Task to complete >> Copy all records exactly, excluding images.

§ §

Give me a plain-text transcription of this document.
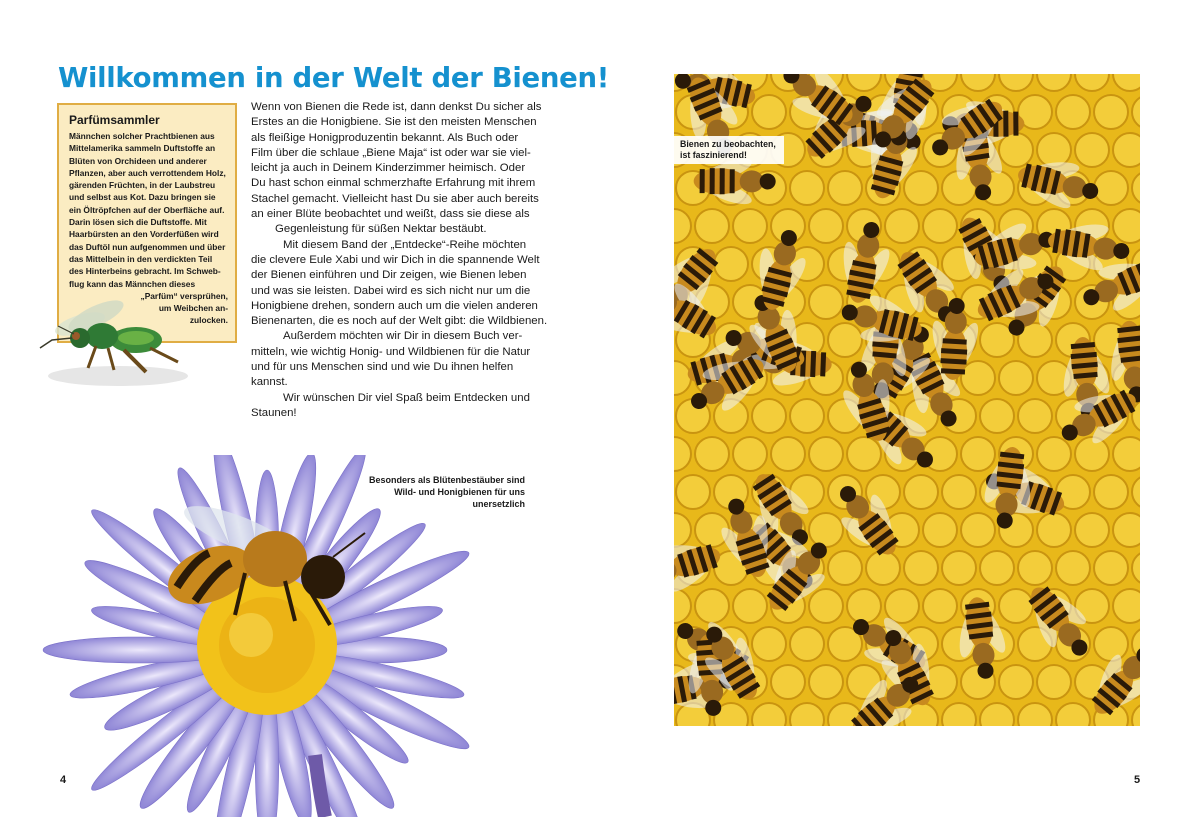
Willkommen in der Welt der Bienen!
Parfümsammler
Männchen solcher Prachtbienen aus
Mittelamerika sammeln Duftstoffe an
Blüten von Orchideen und anderer
Pflanzen, aber auch verrottendem Holz,
gärenden Früchten, in der Laubstreu
und selbst aus Kot. Dazu bringen sie
ein Öltröpfchen auf der Oberfläche auf.
Darin lösen sich die Duftstoffe. Mit
Haarbürsten an den Vorderfüßen wird
das Duftöl nun aufgenommen und über
das Mittelbein in den verdickten Teil
des Hinterbeins gebracht. Im Schweb-
flug kann das Männchen dieses
„Parfüm“ versprühen,
um Weibchen an-
zulocken.
Wenn von Bienen die Rede ist, dann denkst Du sicher als
Erstes an die Honigbiene. Sie ist den meisten Menschen
als fleißige Honigproduzentin bekannt. Als Buch oder
Film über die schlaue „Biene Maja“ ist oder war sie viel-
leicht ja auch in Deinem Kinderzimmer heimisch. Oder
Du hast schon einmal schmerzhafte Erfahrung mit ihrem
Stachel gemacht. Vielleicht hast Du sie aber auch bereits
an einer Blüte beobachtet und weißt, dass sie diese als
Gegenleistung für süßen Nektar bestäubt.
Mit diesem Band der „Entdecke“-Reihe möchten
die clevere Eule Xabi und wir Dich in die spannende Welt
der Bienen einführen und Dir zeigen, wie Bienen leben
und was sie leisten. Dabei wird es sich nicht nur um die
Honigbiene drehen, sondern auch um die vielen anderen
Bienenarten, die es noch auf der Welt gibt: die Wildbienen.
Außerdem möchten wir Dir in diesem Buch ver-
mitteln, wie wichtig Honig- und Wildbienen für die Natur
und für uns Menschen sind und wie Du ihnen helfen
kannst.
Wir wünschen Dir viel Spaß beim Entdecken und
Staunen!
Besonders als Blütenbestäuber sind
Wild- und Honigbienen für uns
unersetzlich
4
Bienen zu beobachten,
ist faszinierend!
5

§ §

Result >>
Give me a plain-text transcription of this document.
Willkommen in der Welt der Bienen!
Parfümsammler
Männchen solcher Prachtbienen aus
Mittelamerika sammeln Duftstoffe an
Blüten von Orchideen und anderer
Pflanzen, aber auch verrottendem Holz,
gärenden Früchten, in der Laubstreu
und selbst aus Kot. Dazu bringen sie
ein Öltröpfchen auf der Oberfläche auf.
Darin lösen sich die Duftstoffe. Mit
Haarbürsten an den Vorderfüßen wird
das Duftöl nun aufgenommen und über
das Mittelbein in den verdickten Teil
des Hinterbeins gebracht. Im Schweb-
flug kann das Männchen dieses
„Parfüm“ versprühen,
um Weibchen an-
zulocken.
Wenn von Bienen die Rede ist, dann denkst Du sicher als
Erstes an die Honigbiene. Sie ist den meisten Menschen
als fleißige Honigproduzentin bekannt. Als Buch oder
Film über die schlaue „Biene Maja“ ist oder war sie viel-
leicht ja auch in Deinem Kinderzimmer heimisch. Oder
Du hast schon einmal schmerzhafte Erfahrung mit ihrem
Stachel gemacht. Vielleicht hast Du sie aber auch bereits
an einer Blüte beobachtet und weißt, dass sie diese als
Gegenleistung für süßen Nektar bestäubt.
Mit diesem Band der „Entdecke“-Reihe möchten
die clevere Eule Xabi und wir Dich in die spannende Welt
der Bienen einführen und Dir zeigen, wie Bienen leben
und was sie leisten. Dabei wird es sich nicht nur um die
Honigbiene drehen, sondern auch um die vielen anderen
Bienenarten, die es noch auf der Welt gibt: die Wildbienen.
Außerdem möchten wir Dir in diesem Buch ver-
mitteln, wie wichtig Honig- und Wildbienen für die Natur
und für uns Menschen sind und wie Du ihnen helfen
kannst.
Wir wünschen Dir viel Spaß beim Entdecken und
Staunen!
Besonders als Blütenbestäuber sind
Wild- und Honigbienen für uns
unersetzlich
4
Bienen zu beobachten,
ist faszinierend!
5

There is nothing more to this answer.